Note: same-sex married couples were not treated as married by the Census until 2013, even if legally married. Only the income of the householder and any of their children were included in the poverty calculations until that point.

More information on how poverty is determined by the Census Bureau can be found at How the Census Bureau Measures Poverty6.

Household Income [B19001]

Most income data is reported at the household level, but there are tables which are focused on family households, as well as some which report on individual income. Income is reported in a number of ways: as a median value or as a series of medians for groups within a total population; as a number of people or households earning in a certain bracket; as well as a few other structures. In order to calculate median household income, we consider the B19001 tables, which provide frequency counts for the number of households which have median incomes that fall within each of the income brackets below:

  • Less than $10,000
  • $10,000 to $14,999
  • $15,000 to $19,999
  • $20,000 to $24,999
  • $25,000 to $29,999
  • $30,000 to $34,999
  • $35,000 to $39,999
  • $40,000 to $44,999
  • $45,000 to $49,999
  • $50,000 to $59,999
  • $60,000 to $74,999
  • $75,000 to $99,999
  • $100,000 to $124,999
  • $125,000 to $149,999
  • $150,000 to $199,999
  • $200,000 or more

We cannot aggregate medians the same way we do for other measures; instead, we use the following guide to calculate an approximate median based on frequency of median income brackets7.

When considering these tables, it is important to note that each race/ethnicity group is given its own sub-table. The letters A through I provide versions of this table by race and ethnicity. These letter codes follow the same race/ethnicity codes discussed earlier. In order to gain the median household income, we will have to pull in each of the sub-tables for our race/ethnicity of interest and then join them together. You can find more detailed information on the table here.

Questions regarding income

Selected Characteristics of Health Insurance Coverage in the United States [S2701]

Questions regarding insurance

The S2701 table offers insights into the number and percentage of individuals without health insurance coverage. This can be crucial for understanding healthcare access within a community. The American Community Survey added questions about health insurance in 2008. The data shows health insurance coverage broken up by the following categories: age, sex, race, living arrangement, citizenship status, disability status, educational attainment, employment status, and household income. Edits were made to the health care questions in 2009 that make direct comparison with the first year responses impossible without adjustments. In 2012, tables were added to count health insurance coverage for people aged 19 to 25.

------------------------------------------------------------

■ WHAT TO DO
(1) According to the Census passage, in what year did the American Community Survey add questions about health insurance?
(2) Write the next part of the Census passage, starting after its final sentence.
The items play no part in this work.

■ RECORDS SHOWN

------------------------------------------------------------

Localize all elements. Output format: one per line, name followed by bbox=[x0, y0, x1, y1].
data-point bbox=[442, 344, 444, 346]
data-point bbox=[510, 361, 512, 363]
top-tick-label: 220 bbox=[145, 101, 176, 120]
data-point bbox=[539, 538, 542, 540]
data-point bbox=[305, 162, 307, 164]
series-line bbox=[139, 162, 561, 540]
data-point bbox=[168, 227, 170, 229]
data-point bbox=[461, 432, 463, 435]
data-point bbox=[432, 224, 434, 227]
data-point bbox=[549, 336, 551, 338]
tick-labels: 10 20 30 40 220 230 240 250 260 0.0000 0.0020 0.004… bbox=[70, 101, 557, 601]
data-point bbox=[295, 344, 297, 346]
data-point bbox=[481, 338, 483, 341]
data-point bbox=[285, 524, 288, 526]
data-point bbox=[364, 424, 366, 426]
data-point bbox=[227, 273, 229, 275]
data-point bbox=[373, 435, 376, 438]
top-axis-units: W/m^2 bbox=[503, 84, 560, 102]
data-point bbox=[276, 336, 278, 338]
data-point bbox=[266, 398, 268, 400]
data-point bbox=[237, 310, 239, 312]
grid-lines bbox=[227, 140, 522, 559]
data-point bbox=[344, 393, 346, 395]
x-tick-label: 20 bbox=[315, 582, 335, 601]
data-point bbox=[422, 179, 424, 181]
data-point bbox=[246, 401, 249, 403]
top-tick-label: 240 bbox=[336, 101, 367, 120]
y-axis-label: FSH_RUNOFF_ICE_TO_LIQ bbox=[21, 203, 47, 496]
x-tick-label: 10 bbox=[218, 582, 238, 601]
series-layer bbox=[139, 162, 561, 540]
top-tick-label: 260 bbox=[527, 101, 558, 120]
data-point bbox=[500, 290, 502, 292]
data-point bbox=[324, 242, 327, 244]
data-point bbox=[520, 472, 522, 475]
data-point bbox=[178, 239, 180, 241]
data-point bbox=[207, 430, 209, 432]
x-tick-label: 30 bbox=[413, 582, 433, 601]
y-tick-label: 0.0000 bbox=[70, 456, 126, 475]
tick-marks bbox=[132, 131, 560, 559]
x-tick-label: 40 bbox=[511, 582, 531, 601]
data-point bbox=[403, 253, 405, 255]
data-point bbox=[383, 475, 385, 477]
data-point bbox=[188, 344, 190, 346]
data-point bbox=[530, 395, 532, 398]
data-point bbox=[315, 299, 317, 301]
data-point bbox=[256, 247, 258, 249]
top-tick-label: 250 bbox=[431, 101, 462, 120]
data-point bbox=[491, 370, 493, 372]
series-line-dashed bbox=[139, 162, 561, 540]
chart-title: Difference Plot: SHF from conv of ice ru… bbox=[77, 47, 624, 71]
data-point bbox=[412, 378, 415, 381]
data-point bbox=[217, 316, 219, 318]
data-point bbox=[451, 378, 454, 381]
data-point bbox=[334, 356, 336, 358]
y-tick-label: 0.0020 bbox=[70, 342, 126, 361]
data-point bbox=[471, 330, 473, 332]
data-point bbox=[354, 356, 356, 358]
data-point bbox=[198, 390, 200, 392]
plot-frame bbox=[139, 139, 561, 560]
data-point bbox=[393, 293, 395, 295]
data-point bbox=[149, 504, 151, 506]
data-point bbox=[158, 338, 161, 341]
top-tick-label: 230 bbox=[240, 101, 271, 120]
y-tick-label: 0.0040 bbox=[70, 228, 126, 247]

------------------------------------------------------------

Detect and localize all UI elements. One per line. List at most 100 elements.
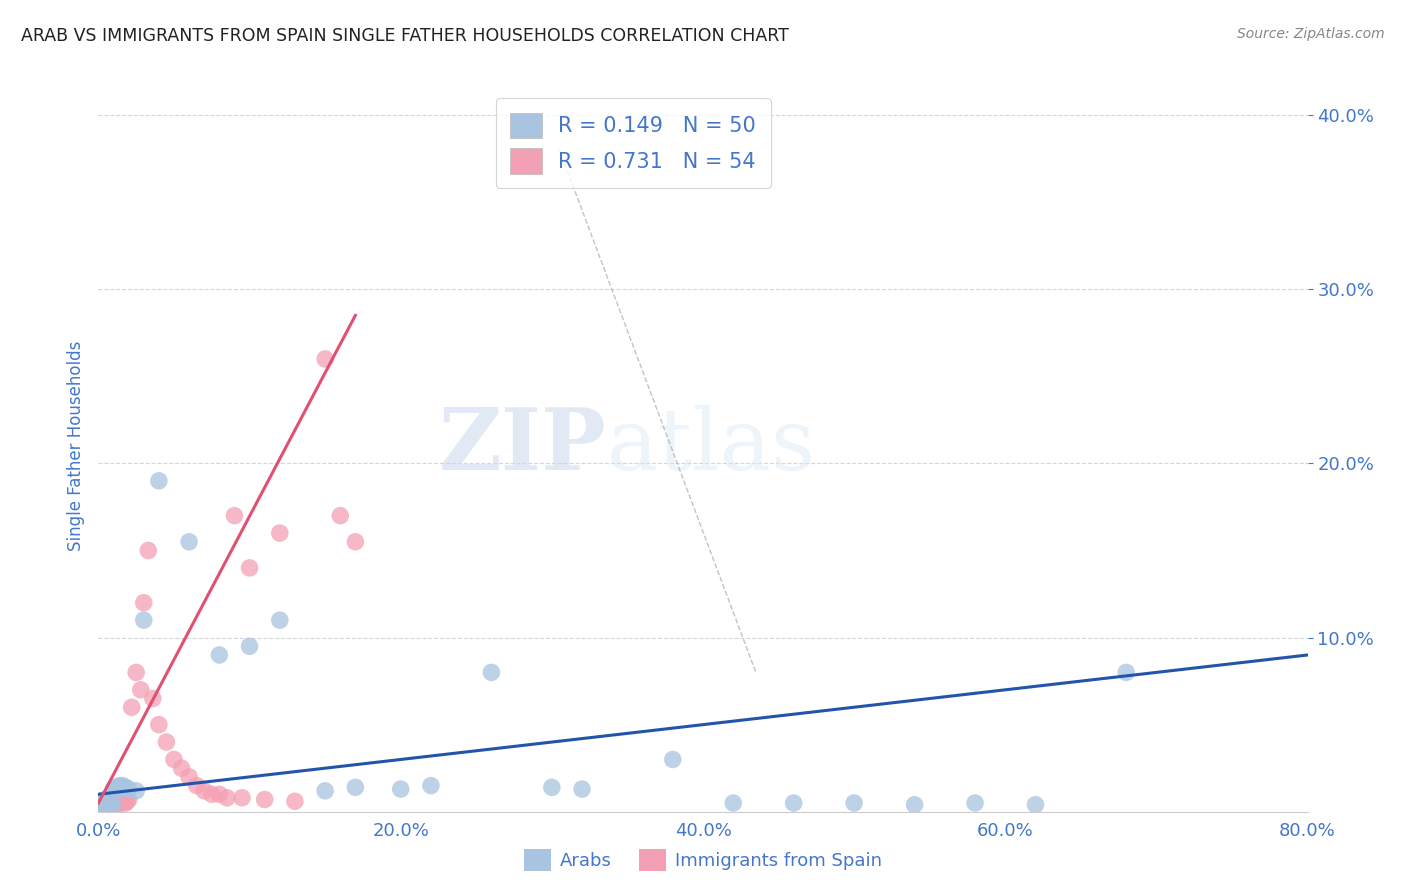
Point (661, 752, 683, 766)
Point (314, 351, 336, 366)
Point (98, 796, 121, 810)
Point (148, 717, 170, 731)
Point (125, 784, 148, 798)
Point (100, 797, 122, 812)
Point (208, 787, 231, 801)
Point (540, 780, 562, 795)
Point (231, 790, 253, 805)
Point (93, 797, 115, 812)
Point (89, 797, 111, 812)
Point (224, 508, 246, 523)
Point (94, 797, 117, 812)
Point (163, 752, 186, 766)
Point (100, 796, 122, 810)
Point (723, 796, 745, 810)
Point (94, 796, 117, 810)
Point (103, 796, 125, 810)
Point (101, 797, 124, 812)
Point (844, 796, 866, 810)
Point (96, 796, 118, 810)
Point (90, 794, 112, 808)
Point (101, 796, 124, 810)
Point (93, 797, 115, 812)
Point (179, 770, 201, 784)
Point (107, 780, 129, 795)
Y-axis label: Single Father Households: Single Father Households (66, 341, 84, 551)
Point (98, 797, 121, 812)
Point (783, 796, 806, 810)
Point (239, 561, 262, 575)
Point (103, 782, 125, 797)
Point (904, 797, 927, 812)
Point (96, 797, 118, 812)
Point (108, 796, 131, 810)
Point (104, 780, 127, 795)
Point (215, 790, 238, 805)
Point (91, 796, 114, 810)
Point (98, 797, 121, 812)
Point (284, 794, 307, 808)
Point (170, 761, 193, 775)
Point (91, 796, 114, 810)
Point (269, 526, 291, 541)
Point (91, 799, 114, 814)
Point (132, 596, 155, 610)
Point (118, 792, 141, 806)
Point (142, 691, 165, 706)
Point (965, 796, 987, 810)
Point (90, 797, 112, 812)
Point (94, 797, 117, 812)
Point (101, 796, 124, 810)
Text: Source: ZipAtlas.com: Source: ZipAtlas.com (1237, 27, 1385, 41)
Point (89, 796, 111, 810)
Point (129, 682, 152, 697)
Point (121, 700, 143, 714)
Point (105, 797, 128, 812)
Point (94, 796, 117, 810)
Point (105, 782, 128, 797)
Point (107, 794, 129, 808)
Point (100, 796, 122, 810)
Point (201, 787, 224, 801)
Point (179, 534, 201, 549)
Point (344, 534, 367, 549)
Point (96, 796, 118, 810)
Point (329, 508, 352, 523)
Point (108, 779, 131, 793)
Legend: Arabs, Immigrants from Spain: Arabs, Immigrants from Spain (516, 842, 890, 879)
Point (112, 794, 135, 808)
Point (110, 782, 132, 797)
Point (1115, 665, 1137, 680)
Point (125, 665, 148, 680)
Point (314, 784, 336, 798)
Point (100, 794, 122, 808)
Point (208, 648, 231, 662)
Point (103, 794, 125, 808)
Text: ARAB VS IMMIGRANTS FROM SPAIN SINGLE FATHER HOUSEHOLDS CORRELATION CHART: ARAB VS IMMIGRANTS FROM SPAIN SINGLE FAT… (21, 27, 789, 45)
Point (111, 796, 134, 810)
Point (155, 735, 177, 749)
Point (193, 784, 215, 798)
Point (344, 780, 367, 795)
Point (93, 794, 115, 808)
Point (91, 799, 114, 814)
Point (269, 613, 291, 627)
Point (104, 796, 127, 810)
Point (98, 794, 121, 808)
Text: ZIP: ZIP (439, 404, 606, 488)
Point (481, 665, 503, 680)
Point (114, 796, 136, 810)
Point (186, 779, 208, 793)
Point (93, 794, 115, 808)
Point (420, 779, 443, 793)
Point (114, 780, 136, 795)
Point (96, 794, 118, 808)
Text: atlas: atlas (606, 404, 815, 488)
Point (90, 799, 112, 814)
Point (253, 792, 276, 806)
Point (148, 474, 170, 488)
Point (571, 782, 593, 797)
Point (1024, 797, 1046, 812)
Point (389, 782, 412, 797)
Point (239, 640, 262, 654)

------------------------------------------------------------

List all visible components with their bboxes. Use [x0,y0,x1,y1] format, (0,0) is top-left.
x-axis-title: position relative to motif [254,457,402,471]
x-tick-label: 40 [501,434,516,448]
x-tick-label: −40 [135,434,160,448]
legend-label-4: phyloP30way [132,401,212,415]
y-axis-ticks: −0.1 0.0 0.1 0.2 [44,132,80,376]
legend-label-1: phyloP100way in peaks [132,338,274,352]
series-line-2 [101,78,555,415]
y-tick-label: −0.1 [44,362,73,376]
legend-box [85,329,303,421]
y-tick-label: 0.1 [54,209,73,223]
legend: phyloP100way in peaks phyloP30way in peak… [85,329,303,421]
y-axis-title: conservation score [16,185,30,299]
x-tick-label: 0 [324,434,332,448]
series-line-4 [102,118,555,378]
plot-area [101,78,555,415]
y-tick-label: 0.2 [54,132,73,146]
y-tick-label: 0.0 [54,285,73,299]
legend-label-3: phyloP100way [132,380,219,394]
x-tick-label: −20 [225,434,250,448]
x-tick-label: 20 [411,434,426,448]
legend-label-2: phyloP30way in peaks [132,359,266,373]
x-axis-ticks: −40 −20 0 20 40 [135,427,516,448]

------------------------------------------------------------

■ RESPONSES IN ORDER
(1) 2008

(2)
Health Insurance Coverage Status by Sex by Age [B27001]

The B27001 table specifically focuses on children without health insurance, providing detailed information on their demographic characteristics and uninsured rates. The American Community Survey (ACS) includes questions regarding health insurance status, which were added in 2008 and have been updated in the following years. The B27001 table series provides fine-grained information about general health insurance coverage, broken down into nine age groups and nine race/ethnicity groups.

Note: For broader age categories, consider table C27001, which contains three age groups (child, adult, senior citizen). For other insurance-related information, consider tables B27002 - B27023.

When considering these tables, it is important to note that all data is disaggregated by age and each race/ethnicity group is given its own sub-table. The letters A through I provide versions of this table by race and ethnicity. These letter codes follow the same race/ethnicity codes discussed earlier. In order to gain the counts of Children without Health Insurance, we will have to pull in each of the sub-tables for our race/ethnicity of interest and then combine them. You can find more detailed information on the table here.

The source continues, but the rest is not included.